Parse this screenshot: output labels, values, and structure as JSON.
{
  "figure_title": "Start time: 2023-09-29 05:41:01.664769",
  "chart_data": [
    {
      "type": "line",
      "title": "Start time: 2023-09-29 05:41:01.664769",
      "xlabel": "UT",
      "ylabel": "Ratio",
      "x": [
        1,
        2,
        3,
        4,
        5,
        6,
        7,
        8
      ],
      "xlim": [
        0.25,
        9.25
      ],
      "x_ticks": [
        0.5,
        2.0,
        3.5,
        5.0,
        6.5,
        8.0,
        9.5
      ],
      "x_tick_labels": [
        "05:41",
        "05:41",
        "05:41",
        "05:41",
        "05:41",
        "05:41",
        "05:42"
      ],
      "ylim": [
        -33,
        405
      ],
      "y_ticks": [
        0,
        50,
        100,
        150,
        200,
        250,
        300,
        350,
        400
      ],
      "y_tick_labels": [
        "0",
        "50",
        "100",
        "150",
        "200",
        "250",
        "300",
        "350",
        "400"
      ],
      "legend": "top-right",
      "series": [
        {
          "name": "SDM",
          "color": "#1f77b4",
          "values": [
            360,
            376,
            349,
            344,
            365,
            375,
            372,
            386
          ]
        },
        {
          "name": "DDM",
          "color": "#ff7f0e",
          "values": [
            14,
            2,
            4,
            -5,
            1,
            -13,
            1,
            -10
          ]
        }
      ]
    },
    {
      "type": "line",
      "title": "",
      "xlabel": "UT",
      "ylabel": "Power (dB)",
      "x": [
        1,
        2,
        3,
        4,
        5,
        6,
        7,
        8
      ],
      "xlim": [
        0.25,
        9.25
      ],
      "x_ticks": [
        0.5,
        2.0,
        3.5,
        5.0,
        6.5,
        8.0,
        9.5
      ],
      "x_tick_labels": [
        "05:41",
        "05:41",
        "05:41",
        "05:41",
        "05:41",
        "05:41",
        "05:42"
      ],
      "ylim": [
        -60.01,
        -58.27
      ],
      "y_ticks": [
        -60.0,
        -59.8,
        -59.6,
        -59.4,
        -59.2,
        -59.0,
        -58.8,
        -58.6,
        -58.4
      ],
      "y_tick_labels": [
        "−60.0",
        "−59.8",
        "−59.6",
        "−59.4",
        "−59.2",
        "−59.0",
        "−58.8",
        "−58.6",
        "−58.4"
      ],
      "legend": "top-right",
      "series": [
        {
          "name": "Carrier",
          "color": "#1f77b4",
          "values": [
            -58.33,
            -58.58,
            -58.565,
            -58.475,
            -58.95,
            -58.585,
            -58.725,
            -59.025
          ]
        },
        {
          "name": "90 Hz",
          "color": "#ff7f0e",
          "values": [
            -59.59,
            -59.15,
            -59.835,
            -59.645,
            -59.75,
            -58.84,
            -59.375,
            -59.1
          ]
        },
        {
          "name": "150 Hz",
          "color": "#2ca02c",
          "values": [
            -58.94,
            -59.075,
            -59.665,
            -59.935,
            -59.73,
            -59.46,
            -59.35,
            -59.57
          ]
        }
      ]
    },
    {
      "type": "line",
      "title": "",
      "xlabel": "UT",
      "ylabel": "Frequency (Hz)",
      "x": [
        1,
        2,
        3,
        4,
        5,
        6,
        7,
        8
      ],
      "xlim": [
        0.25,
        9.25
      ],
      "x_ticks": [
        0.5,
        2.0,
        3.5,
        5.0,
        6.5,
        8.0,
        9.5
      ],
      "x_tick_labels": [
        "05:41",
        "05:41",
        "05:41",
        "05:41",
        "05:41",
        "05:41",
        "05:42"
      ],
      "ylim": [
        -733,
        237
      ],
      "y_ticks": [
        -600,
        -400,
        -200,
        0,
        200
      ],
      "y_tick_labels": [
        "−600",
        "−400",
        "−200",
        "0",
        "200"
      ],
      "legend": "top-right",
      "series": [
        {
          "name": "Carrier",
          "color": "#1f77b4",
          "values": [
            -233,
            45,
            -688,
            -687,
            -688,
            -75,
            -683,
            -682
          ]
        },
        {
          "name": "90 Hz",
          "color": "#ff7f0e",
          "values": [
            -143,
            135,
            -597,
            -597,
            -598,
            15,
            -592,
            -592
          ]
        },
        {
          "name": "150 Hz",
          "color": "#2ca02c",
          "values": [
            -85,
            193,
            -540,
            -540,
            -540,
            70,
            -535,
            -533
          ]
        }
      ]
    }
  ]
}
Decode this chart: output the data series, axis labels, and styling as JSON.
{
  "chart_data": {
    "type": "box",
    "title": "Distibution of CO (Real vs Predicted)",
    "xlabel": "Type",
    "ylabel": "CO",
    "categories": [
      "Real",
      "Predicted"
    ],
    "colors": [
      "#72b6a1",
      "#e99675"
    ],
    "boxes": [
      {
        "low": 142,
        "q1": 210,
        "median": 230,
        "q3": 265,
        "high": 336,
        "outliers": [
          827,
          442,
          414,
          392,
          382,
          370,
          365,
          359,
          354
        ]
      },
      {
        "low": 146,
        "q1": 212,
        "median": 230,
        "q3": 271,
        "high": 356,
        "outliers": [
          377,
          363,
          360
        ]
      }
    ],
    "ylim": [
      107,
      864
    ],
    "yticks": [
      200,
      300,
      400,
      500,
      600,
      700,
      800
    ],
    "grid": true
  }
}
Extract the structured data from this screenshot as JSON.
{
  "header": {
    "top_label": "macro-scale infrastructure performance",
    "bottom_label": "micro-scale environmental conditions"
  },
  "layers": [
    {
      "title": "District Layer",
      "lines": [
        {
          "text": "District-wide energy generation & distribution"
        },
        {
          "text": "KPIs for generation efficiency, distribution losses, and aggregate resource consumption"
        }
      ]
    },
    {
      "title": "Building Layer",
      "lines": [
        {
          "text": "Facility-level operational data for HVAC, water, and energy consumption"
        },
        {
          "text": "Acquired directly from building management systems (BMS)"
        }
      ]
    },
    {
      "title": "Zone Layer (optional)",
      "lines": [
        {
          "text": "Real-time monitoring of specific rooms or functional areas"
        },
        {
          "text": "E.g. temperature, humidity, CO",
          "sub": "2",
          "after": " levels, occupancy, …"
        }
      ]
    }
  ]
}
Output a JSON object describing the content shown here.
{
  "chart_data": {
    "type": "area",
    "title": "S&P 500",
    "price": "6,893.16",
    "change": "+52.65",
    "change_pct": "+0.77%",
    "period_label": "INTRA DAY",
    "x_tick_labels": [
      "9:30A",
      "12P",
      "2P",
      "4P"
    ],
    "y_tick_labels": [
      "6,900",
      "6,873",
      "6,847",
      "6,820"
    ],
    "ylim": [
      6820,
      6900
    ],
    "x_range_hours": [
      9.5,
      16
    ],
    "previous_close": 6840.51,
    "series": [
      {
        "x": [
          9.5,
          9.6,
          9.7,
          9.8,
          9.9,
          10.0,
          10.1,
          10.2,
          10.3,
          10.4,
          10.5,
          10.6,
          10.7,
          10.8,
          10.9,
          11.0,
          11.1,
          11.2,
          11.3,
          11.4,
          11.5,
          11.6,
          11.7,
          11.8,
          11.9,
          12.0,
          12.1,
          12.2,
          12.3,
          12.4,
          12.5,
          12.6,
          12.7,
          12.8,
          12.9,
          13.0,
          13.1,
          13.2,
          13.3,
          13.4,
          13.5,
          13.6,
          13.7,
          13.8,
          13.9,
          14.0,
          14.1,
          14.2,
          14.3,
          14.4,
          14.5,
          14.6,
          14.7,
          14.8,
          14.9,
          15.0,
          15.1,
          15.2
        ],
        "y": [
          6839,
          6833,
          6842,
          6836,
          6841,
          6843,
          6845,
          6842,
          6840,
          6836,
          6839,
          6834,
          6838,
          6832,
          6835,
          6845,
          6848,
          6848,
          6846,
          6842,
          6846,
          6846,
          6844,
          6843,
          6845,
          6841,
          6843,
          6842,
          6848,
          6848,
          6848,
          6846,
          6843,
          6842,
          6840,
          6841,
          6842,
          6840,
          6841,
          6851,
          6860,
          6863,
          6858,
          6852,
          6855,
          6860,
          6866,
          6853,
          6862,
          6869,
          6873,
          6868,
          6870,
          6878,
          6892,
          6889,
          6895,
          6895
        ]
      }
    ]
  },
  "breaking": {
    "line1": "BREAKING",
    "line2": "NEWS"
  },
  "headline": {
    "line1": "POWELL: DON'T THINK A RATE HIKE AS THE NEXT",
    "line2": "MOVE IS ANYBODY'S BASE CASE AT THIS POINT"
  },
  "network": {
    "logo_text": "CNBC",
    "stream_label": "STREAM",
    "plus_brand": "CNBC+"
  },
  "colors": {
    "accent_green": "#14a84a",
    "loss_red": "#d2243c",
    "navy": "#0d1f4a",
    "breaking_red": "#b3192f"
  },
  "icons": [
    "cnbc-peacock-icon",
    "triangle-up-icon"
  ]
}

━━━━

» **Required task**:
Go through the records above, find every line with the word "Predicted", and list those lines.

» **The solution**:
    "title": "Distibution of CO (Real vs Predicted)",
      "Predicted"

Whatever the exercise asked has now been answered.